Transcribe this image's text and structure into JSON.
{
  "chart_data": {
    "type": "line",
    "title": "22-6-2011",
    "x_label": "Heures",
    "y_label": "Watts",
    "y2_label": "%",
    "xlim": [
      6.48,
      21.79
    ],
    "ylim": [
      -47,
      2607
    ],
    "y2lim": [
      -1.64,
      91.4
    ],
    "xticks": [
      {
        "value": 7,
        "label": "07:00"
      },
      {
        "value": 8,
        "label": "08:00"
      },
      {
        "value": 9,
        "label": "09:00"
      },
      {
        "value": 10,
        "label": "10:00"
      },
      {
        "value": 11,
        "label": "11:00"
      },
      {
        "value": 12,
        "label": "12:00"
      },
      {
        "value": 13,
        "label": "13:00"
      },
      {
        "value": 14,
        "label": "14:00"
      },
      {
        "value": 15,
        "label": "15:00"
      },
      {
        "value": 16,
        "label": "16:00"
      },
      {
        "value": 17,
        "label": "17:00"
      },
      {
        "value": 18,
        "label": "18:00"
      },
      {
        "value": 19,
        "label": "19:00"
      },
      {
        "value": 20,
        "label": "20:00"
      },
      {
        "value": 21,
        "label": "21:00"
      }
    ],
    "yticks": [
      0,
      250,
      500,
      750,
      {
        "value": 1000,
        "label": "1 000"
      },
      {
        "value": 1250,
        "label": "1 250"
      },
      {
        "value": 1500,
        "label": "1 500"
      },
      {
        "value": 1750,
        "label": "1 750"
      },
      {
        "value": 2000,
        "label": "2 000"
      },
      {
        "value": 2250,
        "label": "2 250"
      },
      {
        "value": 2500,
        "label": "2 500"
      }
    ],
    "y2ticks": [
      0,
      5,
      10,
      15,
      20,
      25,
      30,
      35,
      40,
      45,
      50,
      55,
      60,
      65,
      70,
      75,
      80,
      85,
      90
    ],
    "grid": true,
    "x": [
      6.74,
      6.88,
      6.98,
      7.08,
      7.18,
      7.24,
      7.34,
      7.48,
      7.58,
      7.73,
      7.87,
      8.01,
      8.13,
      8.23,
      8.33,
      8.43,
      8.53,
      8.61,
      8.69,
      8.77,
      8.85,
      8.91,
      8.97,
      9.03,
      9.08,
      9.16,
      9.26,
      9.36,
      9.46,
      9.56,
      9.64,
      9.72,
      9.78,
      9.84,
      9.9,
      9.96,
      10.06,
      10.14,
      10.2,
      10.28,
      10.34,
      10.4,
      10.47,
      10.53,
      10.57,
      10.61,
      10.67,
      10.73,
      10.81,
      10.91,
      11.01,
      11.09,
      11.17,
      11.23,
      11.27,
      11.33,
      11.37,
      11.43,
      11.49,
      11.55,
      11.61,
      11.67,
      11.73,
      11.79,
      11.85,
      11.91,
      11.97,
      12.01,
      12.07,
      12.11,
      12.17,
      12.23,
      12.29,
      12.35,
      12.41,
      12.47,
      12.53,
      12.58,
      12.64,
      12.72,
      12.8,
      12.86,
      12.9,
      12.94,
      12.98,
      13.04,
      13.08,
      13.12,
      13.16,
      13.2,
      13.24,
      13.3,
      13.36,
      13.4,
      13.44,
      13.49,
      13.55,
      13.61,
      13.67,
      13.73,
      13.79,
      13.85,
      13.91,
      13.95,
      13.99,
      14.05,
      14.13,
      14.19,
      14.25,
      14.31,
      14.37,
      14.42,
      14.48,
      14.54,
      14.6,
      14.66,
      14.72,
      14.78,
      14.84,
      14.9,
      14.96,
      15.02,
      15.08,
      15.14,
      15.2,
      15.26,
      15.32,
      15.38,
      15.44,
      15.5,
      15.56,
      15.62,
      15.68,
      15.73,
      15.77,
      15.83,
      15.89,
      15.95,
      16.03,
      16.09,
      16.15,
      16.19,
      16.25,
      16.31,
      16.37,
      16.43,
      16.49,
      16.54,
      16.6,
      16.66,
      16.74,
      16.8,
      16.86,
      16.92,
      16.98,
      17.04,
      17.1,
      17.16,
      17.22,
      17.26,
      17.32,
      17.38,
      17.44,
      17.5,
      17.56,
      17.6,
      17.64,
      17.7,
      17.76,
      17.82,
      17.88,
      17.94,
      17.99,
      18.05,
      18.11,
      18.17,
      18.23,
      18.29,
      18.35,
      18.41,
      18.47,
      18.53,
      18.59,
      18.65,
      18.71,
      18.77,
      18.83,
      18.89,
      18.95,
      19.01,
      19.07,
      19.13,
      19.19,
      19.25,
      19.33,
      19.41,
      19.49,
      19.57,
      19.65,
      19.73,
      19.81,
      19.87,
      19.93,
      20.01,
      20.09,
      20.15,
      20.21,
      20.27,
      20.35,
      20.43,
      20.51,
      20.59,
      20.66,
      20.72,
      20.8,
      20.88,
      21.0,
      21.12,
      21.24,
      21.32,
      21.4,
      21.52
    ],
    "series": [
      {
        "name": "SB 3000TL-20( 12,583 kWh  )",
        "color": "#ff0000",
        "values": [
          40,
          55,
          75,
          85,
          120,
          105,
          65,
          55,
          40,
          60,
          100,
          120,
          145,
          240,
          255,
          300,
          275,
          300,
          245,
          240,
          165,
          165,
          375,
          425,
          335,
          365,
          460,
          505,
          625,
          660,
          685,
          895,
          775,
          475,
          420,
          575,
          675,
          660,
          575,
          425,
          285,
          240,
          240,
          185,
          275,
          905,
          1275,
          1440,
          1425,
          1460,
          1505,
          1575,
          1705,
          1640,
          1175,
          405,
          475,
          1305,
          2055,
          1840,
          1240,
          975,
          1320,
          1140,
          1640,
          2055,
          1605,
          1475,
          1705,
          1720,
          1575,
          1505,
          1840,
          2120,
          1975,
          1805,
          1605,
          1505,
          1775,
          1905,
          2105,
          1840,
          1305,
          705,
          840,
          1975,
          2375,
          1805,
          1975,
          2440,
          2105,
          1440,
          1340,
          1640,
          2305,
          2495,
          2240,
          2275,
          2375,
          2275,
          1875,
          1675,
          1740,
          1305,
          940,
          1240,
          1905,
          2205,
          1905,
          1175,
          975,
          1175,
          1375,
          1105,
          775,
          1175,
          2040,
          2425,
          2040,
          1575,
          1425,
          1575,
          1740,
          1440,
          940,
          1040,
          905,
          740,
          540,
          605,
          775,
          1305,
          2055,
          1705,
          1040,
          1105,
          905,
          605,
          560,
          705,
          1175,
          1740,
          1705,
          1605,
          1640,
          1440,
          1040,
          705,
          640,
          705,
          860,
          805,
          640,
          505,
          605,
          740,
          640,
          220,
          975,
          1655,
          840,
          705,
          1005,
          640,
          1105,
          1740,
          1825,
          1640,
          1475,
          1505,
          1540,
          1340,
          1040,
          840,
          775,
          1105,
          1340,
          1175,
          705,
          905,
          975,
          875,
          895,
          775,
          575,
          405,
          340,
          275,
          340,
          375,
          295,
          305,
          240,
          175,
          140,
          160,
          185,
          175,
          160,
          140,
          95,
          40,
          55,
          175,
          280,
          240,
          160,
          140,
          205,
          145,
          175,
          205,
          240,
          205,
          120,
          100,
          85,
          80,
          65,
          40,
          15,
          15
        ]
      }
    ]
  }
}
-*-
Stated task >> Each entry above is to be printed again exactly.

Worked solution >>
Transcribe this image's text and structure into JSON.
{
  "chart_data": {
    "type": "line",
    "title": "22-6-2011",
    "x_label": "Heures",
    "y_label": "Watts",
    "y2_label": "%",
    "xlim": [
      6.48,
      21.79
    ],
    "ylim": [
      -47,
      2607
    ],
    "y2lim": [
      -1.64,
      91.4
    ],
    "xticks": [
      {
        "value": 7,
        "label": "07:00"
      },
      {
        "value": 8,
        "label": "08:00"
      },
      {
        "value": 9,
        "label": "09:00"
      },
      {
        "value": 10,
        "label": "10:00"
      },
      {
        "value": 11,
        "label": "11:00"
      },
      {
        "value": 12,
        "label": "12:00"
      },
      {
        "value": 13,
        "label": "13:00"
      },
      {
        "value": 14,
        "label": "14:00"
      },
      {
        "value": 15,
        "label": "15:00"
      },
      {
        "value": 16,
        "label": "16:00"
      },
      {
        "value": 17,
        "label": "17:00"
      },
      {
        "value": 18,
        "label": "18:00"
      },
      {
        "value": 19,
        "label": "19:00"
      },
      {
        "value": 20,
        "label": "20:00"
      },
      {
        "value": 21,
        "label": "21:00"
      }
    ],
    "yticks": [
      0,
      250,
      500,
      750,
      {
        "value": 1000,
        "label": "1 000"
      },
      {
        "value": 1250,
        "label": "1 250"
      },
      {
        "value": 1500,
        "label": "1 500"
      },
      {
        "value": 1750,
        "label": "1 750"
      },
      {
        "value": 2000,
        "label": "2 000"
      },
      {
        "value": 2250,
        "label": "2 250"
      },
      {
        "value": 2500,
        "label": "2 500"
      }
    ],
    "y2ticks": [
      0,
      5,
      10,
      15,
      20,
      25,
      30,
      35,
      40,
      45,
      50,
      55,
      60,
      65,
      70,
      75,
      80,
      85,
      90
    ],
    "grid": true,
    "x": [
      6.74,
      6.88,
      6.98,
      7.08,
      7.18,
      7.24,
      7.34,
      7.48,
      7.58,
      7.73,
      7.87,
      8.01,
      8.13,
      8.23,
      8.33,
      8.43,
      8.53,
      8.61,
      8.69,
      8.77,
      8.85,
      8.91,
      8.97,
      9.03,
      9.08,
      9.16,
      9.26,
      9.36,
      9.46,
      9.56,
      9.64,
      9.72,
      9.78,
      9.84,
      9.9,
      9.96,
      10.06,
      10.14,
      10.2,
      10.28,
      10.34,
      10.4,
      10.47,
      10.53,
      10.57,
      10.61,
      10.67,
      10.73,
      10.81,
      10.91,
      11.01,
      11.09,
      11.17,
      11.23,
      11.27,
      11.33,
      11.37,
      11.43,
      11.49,
      11.55,
      11.61,
      11.67,
      11.73,
      11.79,
      11.85,
      11.91,
      11.97,
      12.01,
      12.07,
      12.11,
      12.17,
      12.23,
      12.29,
      12.35,
      12.41,
      12.47,
      12.53,
      12.58,
      12.64,
      12.72,
      12.8,
      12.86,
      12.9,
      12.94,
      12.98,
      13.04,
      13.08,
      13.12,
      13.16,
      13.2,
      13.24,
      13.3,
      13.36,
      13.4,
      13.44,
      13.49,
      13.55,
      13.61,
      13.67,
      13.73,
      13.79,
      13.85,
      13.91,
      13.95,
      13.99,
      14.05,
      14.13,
      14.19,
      14.25,
      14.31,
      14.37,
      14.42,
      14.48,
      14.54,
      14.6,
      14.66,
      14.72,
      14.78,
      14.84,
      14.9,
      14.96,
      15.02,
      15.08,
      15.14,
      15.2,
      15.26,
      15.32,
      15.38,
      15.44,
      15.5,
      15.56,
      15.62,
      15.68,
      15.73,
      15.77,
      15.83,
      15.89,
      15.95,
      16.03,
      16.09,
      16.15,
      16.19,
      16.25,
      16.31,
      16.37,
      16.43,
      16.49,
      16.54,
      16.6,
      16.66,
      16.74,
      16.8,
      16.86,
      16.92,
      16.98,
      17.04,
      17.1,
      17.16,
      17.22,
      17.26,
      17.32,
      17.38,
      17.44,
      17.5,
      17.56,
      17.6,
      17.64,
      17.7,
      17.76,
      17.82,
      17.88,
      17.94,
      17.99,
      18.05,
      18.11,
      18.17,
      18.23,
      18.29,
      18.35,
      18.41,
      18.47,
      18.53,
      18.59,
      18.65,
      18.71,
      18.77,
      18.83,
      18.89,
      18.95,
      19.01,
      19.07,
      19.13,
      19.19,
      19.25,
      19.33,
      19.41,
      19.49,
      19.57,
      19.65,
      19.73,
      19.81,
      19.87,
      19.93,
      20.01,
      20.09,
      20.15,
      20.21,
      20.27,
      20.35,
      20.43,
      20.51,
      20.59,
      20.66,
      20.72,
      20.8,
      20.88,
      21.0,
      21.12,
      21.24,
      21.32,
      21.4,
      21.52
    ],
    "series": [
      {
        "name": "SB 3000TL-20( 12,583 kWh  )",
        "color": "#ff0000",
        "values": [
          40,
          55,
          75,
          85,
          120,
          105,
          65,
          55,
          40,
          60,
          100,
          120,
          145,
          240,
          255,
          300,
          275,
          300,
          245,
          240,
          165,
          165,
          375,
          425,
          335,
          365,
          460,
          505,
          625,
          660,
          685,
          895,
          775,
          475,
          420,
          575,
          675,
          660,
          575,
          425,
          285,
          240,
          240,
          185,
          275,
          905,
          1275,
          1440,
          1425,
          1460,
          1505,
          1575,
          1705,
          1640,
          1175,
          405,
          475,
          1305,
          2055,
          1840,
          1240,
          975,
          1320,
          1140,
          1640,
          2055,
          1605,
          1475,
          1705,
          1720,
          1575,
          1505,
          1840,
          2120,
          1975,
          1805,
          1605,
          1505,
          1775,
          1905,
          2105,
          1840,
          1305,
          705,
          840,
          1975,
          2375,
          1805,
          1975,
          2440,
          2105,
          1440,
          1340,
          1640,
          2305,
          2495,
          2240,
          2275,
          2375,
          2275,
          1875,
          1675,
          1740,
          1305,
          940,
          1240,
          1905,
          2205,
          1905,
          1175,
          975,
          1175,
          1375,
          1105,
          775,
          1175,
          2040,
          2425,
          2040,
          1575,
          1425,
          1575,
          1740,
          1440,
          940,
          1040,
          905,
          740,
          540,
          605,
          775,
          1305,
          2055,
          1705,
          1040,
          1105,
          905,
          605,
          560,
          705,
          1175,
          1740,
          1705,
          1605,
          1640,
          1440,
          1040,
          705,
          640,
          705,
          860,
          805,
          640,
          505,
          605,
          740,
          640,
          220,
          975,
          1655,
          840,
          705,
          1005,
          640,
          1105,
          1740,
          1825,
          1640,
          1475,
          1505,
          1540,
          1340,
          1040,
          840,
          775,
          1105,
          1340,
          1175,
          705,
          905,
          975,
          875,
          895,
          775,
          575,
          405,
          340,
          275,
          340,
          375,
          295,
          305,
          240,
          175,
          140,
          160,
          185,
          175,
          160,
          140,
          95,
          40,
          55,
          175,
          280,
          240,
          160,
          140,
          205,
          145,
          175,
          205,
          240,
          205,
          120,
          100,
          85,
          80,
          65,
          40,
          15,
          15
        ]
      }
    ]
  }
}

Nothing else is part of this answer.